▶ Task objective
Search the material for the word "húzzuk" and copy each line that holds it.
• • • • •
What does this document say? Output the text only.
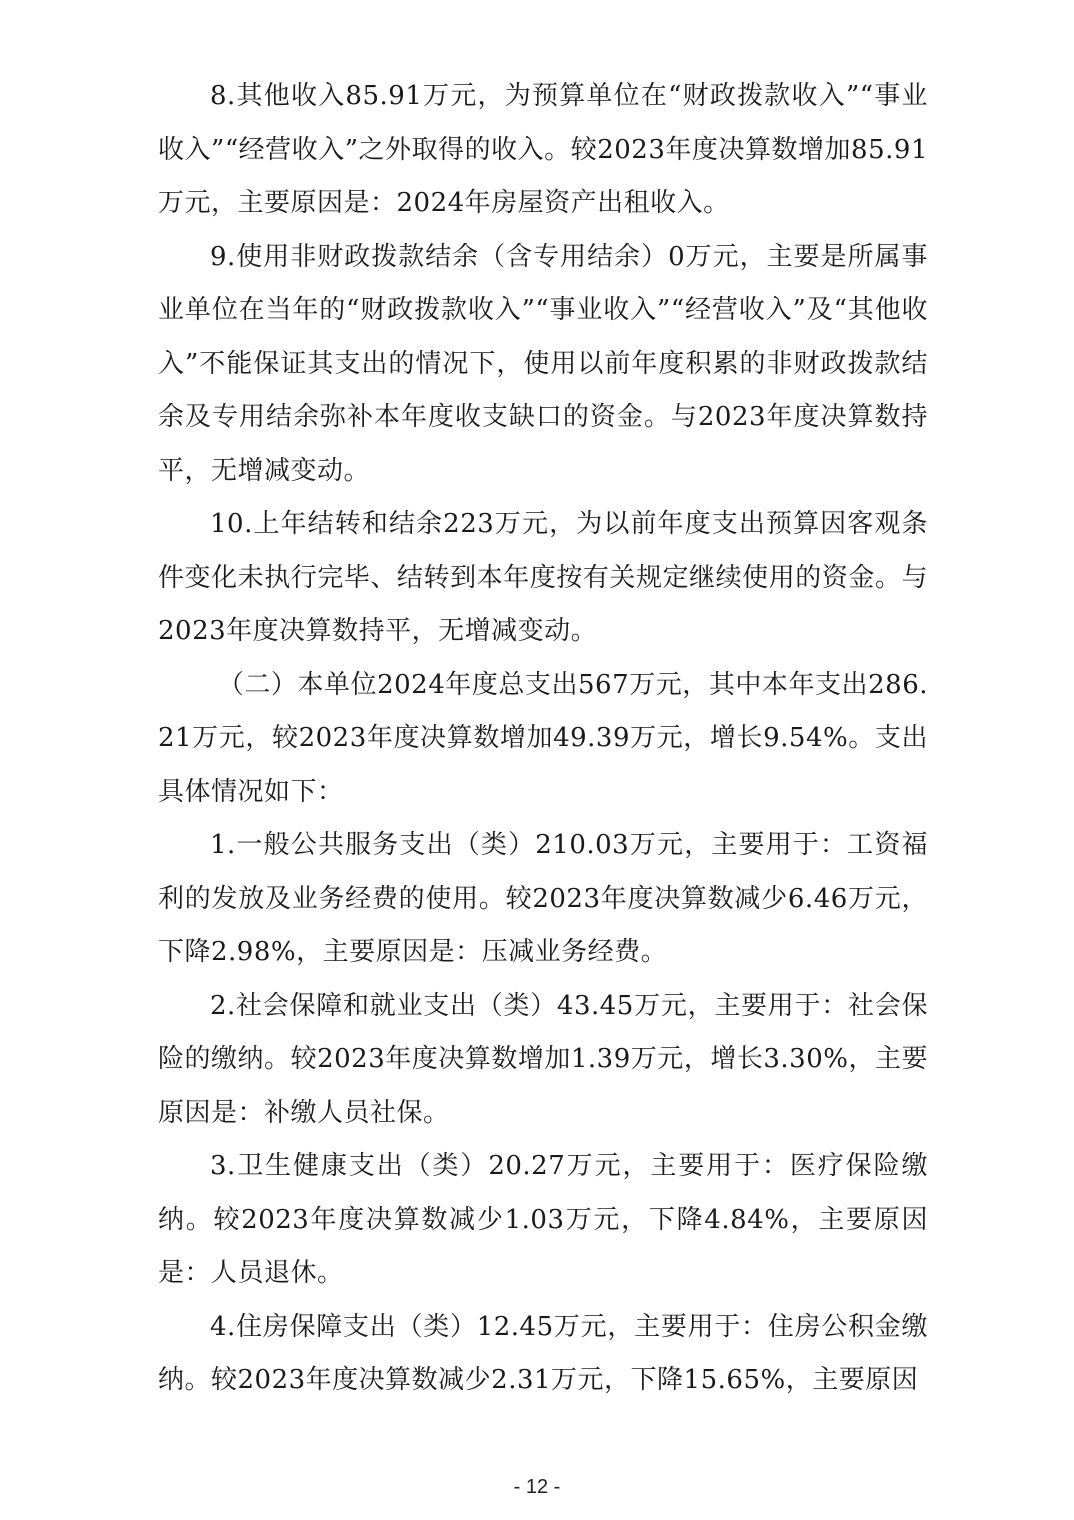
8.其他收入85.91万元，为预算单位在“财政拨款收入”“事业收入”“经营收入”之外取得的收入。较2023年度决算数增加85.91万元，主要原因是：2024年房屋资产出租收入。

9.使用非财政拨款结余（含专用结余）0万元，主要是所属事业单位在当年的“财政拨款收入”“事业收入”“经营收入”及“其他收入”不能保证其支出的情况下，使用以前年度积累的非财政拨款结余及专用结余弥补本年度收支缺口的资金。与2023年度决算数持平，无增减变动。

10.上年结转和结余223万元，为以前年度支出预算因客观条件变化未执行完毕、结转到本年度按有关规定继续使用的资金。与2023年度决算数持平，无增减变动。

（二）本单位2024年度总支出567万元，其中本年支出286.21万元，较2023年度决算数增加49.39万元，增长9.54%。支出具体情况如下：

1.一般公共服务支出（类）210.03万元，主要用于：工资福利的发放及业务经费的使用。较2023年度决算数减少6.46万元，下降2.98%，主要原因是：压减业务经费。

2.社会保障和就业支出（类）43.45万元，主要用于：社会保险的缴纳。较2023年度决算数增加1.39万元，增长3.30%，主要原因是：补缴人员社保。

3.卫生健康支出（类）20.27万元，主要用于：医疗保险缴纳。较2023年度决算数减少1.03万元，下降4.84%，主要原因是：人员退休。

4.住房保障支出（类）12.45万元，主要用于：住房公积金缴纳。较2023年度决算数减少2.31万元，下降15.65%，主要原因

- 12 -
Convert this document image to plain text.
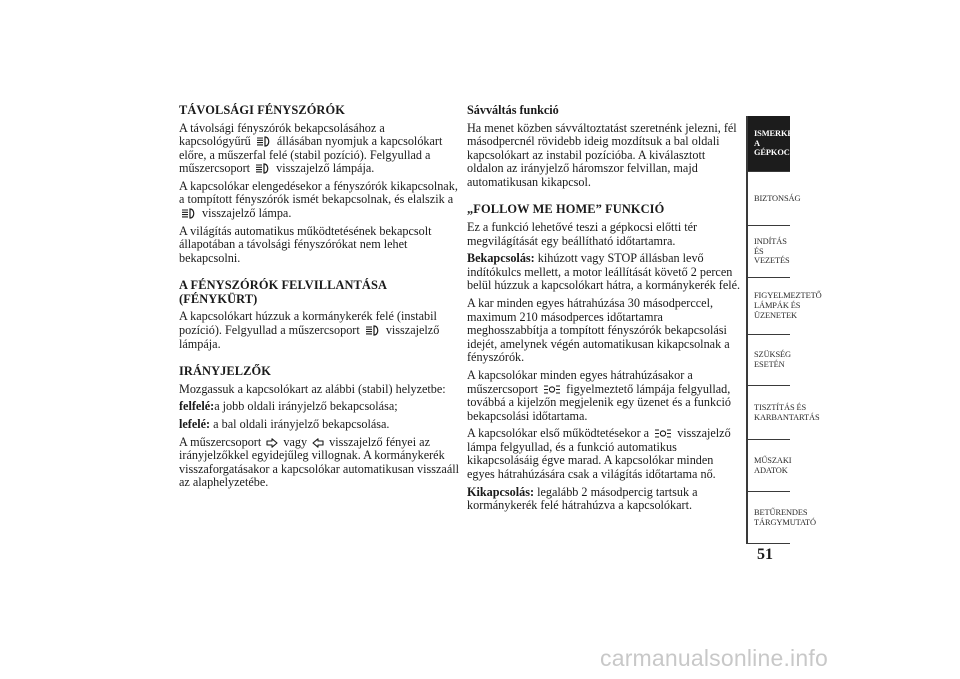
TÁVOLSÁGI FÉNYSZÓRÓK

A távolsági fényszórók bekapcsolásához a kapcsológyűrű állásában nyomjuk a kapcsolókart előre, a műszerfal felé (stabil pozíció). Felgyullad a műszercsoport visszajelző lámpája.

A kapcsolókar elengedésekor a fényszórók kikapcsolnak, a tompított fényszórók ismét bekapcsolnak, és elalszik a  visszajelző lámpa.

A világítás automatikus működtetésének bekapcsolt állapotában a távolsági fényszórókat nem lehet bekapcsolni.

A FÉNYSZÓRÓK FELVILLANTÁSA (FÉNYKÜRT)

A kapcsolókart húzzuk a kormánykerék felé (instabil pozíció). Felgyullad a műszercsoport visszajelző lámpája.

IRÁNYJELZŐK

Mozgassuk a kapcsolókart az alábbi (stabil) helyzetbe:

felfelé:a jobb oldali irányjelző bekapcsolása;

lefelé: a bal oldali irányjelző bekapcsolása.

A műszercsoport vagy visszajelző fényei az irányjelzőkkel egyidejűleg villognak. A kormánykerék visszaforgatásakor a kapcsolókar automatikusan visszaáll az alaphelyzetébe.

Sávváltás funkció

Ha menet közben sávváltoztatást szeretnénk jelezni, fél másodpercnél rövidebb ideig mozdítsuk a bal oldali kapcsolókart az instabil pozícióba. A kiválasztott oldalon az irányjelző háromszor felvillan, majd automatikusan kikapcsol.

„FOLLOW ME HOME” FUNKCIÓ

Ez a funkció lehetővé teszi a gépkocsi előtti tér megvilágítását egy beállítható időtartamra.

Bekapcsolás: kihúzott vagy STOP állásban levő indítókulcs mellett, a motor leállítását követő 2 percen belül húzzuk a kapcsolókart hátra, a kormánykerék felé.

A kar minden egyes hátrahúzása 30 másodperccel, maximum 210 másodperces időtartamra meghosszabbítja a tompított fényszórók bekapcsolási idejét, amelynek végén automatikusan kikapcsolnak a fényszórók.

A kapcsolókar minden egyes hátrahúzásakor a műszercsoport figyelmeztető lámpája felgyullad, továbbá a kijelzőn megjelenik egy üzenet és a funkció bekapcsolási időtartama.

A kapcsolókar első működtetésekor a visszajelző lámpa felgyullad, és a funkció automatikus kikapcsolásáig égve marad. A kapcsolókar minden egyes hátrahúzására csak a világítás időtartama nő.

Kikapcsolás: legalább 2 másodpercig tartsuk a kormánykerék felé hátrahúzva a kapcsolókart.

ISMERKEDÉS A GÉPKOCSIVAL
BIZTONSÁG
INDÍTÁS ÉS VEZETÉS
FIGYELMEZTETŐ LÁMPÁK ÉS ÜZENETEK
SZÜKSÉG ESETÉN
TISZTÍTÁS ÉS KARBANTARTÁS
MŰSZAKI ADATOK
BETŰRENDES TÁRGYMUTATÓ
51
carmanualsonline.info
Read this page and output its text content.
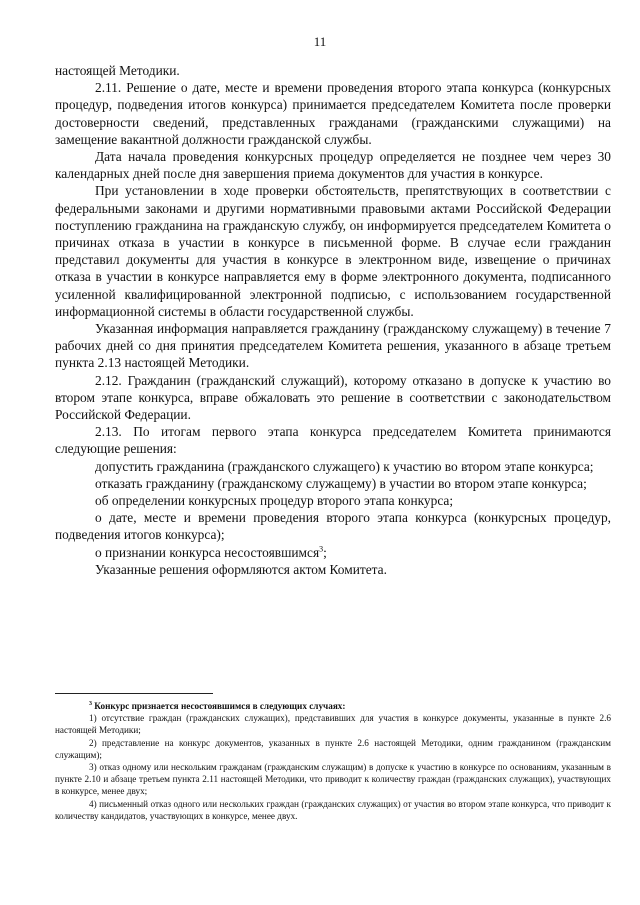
11

настоящей Методики.

2.11. Решение о дате, месте и времени проведения второго этапа конкурса (конкурсных процедур, подведения итогов конкурса) принимается председателем Комитета после проверки достоверности сведений, представленных гражданами (гражданскими служащими) на замещение вакантной должности гражданской службы.

Дата начала проведения конкурсных процедур определяется не позднее чем через 30 календарных дней после дня завершения приема документов для участия в конкурсе.

При установлении в ходе проверки обстоятельств, препятствующих в соответствии с федеральными законами и другими нормативными правовыми актами Российской Федерации поступлению гражданина на гражданскую службу, он информируется председателем Комитета о причинах отказа в участии в конкурсе в письменной форме. В случае если гражданин представил документы для участия в конкурсе в электронном виде, извещение о причинах отказа в участии в конкурсе направляется ему в форме электронного документа, подписанного усиленной квалифицированной электронной подписью, с использованием государственной информационной системы в области государственной службы.

Указанная информация направляется гражданину (гражданскому служащему) в течение 7 рабочих дней со дня принятия председателем Комитета решения, указанного в абзаце третьем пункта 2.13 настоящей Методики.

2.12. Гражданин (гражданский служащий), которому отказано в допуске к участию во втором этапе конкурса, вправе обжаловать это решение в соответствии с законодательством Российской Федерации.

2.13. По итогам первого этапа конкурса председателем Комитета принимаются следующие решения:

допустить гражданина (гражданского служащего) к участию во втором этапе конкурса;

отказать гражданину (гражданскому служащему) в участии во втором этапе конкурса;

об определении конкурсных процедур второго этапа конкурса;

о дате, месте и времени проведения второго этапа конкурса (конкурсных процедур, подведения итогов конкурса);

о признании конкурса несостоявшимся$^3$;

Указанные решения оформляются актом Комитета.

$^3$ Конкурс признается несостоявшимся в следующих случаях:

1) отсутствие граждан (гражданских служащих), представивших для участия в конкурсе документы, указанные в пункте 2.6 настоящей Методики;

2) представление на конкурс документов, указанных в пункте 2.6 настоящей Методики, одним гражданином (гражданским служащим);

3) отказ одному или нескольким гражданам (гражданским служащим) в допуске к участию в конкурсе по основаниям, указанным в пункте 2.10 и абзаце третьем пункта 2.11 настоящей Методики, что приводит к количеству граждан (гражданских служащих), участвующих в конкурсе, менее двух;

4) письменный отказ одного или нескольких граждан (гражданских служащих) от участия во втором этапе конкурса, что приводит к количеству кандидатов, участвующих в конкурсе, менее двух.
• • • • •
▶ Answer to this task
A kapcsolókart húzzuk a kormánykerék felé (instabil pozíció). Felgyullad a műszercsoport visszajelző lámpája.
Bekapcsolás: kihúzott vagy STOP állásban levő indítókulcs mellett, a motor leállítását követő 2 percen belül húzzuk a kapcsolókart hátra, a kormánykerék felé.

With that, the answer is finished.